**Task details**
Only a number is wanted: how many lines of the entries include the string "link"?

··· Dataset entries

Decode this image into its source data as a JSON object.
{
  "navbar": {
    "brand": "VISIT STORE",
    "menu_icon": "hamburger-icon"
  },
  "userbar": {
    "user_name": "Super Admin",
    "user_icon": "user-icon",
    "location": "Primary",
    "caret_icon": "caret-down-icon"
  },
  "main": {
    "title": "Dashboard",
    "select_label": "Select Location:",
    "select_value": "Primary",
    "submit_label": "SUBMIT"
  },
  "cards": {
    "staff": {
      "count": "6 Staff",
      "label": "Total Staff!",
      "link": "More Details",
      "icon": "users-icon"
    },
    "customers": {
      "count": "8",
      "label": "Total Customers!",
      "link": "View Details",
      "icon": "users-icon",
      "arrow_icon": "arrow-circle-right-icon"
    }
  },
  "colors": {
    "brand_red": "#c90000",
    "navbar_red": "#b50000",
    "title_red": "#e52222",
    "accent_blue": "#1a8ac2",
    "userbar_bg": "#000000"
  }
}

······

**Solution**
2